**WHAT TO WORK ON**:
Write out every line below that includes the word "color".

**ENTRIES PROVIDED**:

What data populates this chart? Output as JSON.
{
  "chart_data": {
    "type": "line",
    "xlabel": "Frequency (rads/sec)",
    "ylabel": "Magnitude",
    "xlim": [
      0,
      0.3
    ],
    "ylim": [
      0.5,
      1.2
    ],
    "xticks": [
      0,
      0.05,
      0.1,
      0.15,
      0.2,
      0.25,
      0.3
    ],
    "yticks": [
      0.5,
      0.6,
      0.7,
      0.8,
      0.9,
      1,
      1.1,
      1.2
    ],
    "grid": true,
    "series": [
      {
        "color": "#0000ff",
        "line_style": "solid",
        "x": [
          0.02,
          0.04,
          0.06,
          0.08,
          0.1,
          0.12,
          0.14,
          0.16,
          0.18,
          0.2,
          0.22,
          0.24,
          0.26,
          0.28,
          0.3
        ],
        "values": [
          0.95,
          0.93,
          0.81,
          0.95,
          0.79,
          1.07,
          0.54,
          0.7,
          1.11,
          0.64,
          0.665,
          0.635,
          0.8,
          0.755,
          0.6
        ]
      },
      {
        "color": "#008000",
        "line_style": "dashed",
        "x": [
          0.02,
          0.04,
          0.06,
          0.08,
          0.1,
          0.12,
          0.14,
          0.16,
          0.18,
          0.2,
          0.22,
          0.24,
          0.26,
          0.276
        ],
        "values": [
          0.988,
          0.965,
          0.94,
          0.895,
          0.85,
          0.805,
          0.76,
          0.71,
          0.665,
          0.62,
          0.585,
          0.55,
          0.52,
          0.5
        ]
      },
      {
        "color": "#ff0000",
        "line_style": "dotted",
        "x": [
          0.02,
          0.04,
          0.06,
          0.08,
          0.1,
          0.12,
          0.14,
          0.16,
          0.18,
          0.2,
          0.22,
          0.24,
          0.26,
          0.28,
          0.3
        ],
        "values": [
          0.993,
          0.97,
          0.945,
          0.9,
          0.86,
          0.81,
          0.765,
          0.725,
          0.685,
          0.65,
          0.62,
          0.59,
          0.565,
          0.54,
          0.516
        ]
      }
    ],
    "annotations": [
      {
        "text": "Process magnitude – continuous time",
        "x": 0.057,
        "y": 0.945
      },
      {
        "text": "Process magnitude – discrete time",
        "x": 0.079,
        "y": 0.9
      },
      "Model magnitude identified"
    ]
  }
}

**COMPLETE ANSWER**:
        "color": "#0000ff",
        "color": "#008000",
        "color": "#ff0000",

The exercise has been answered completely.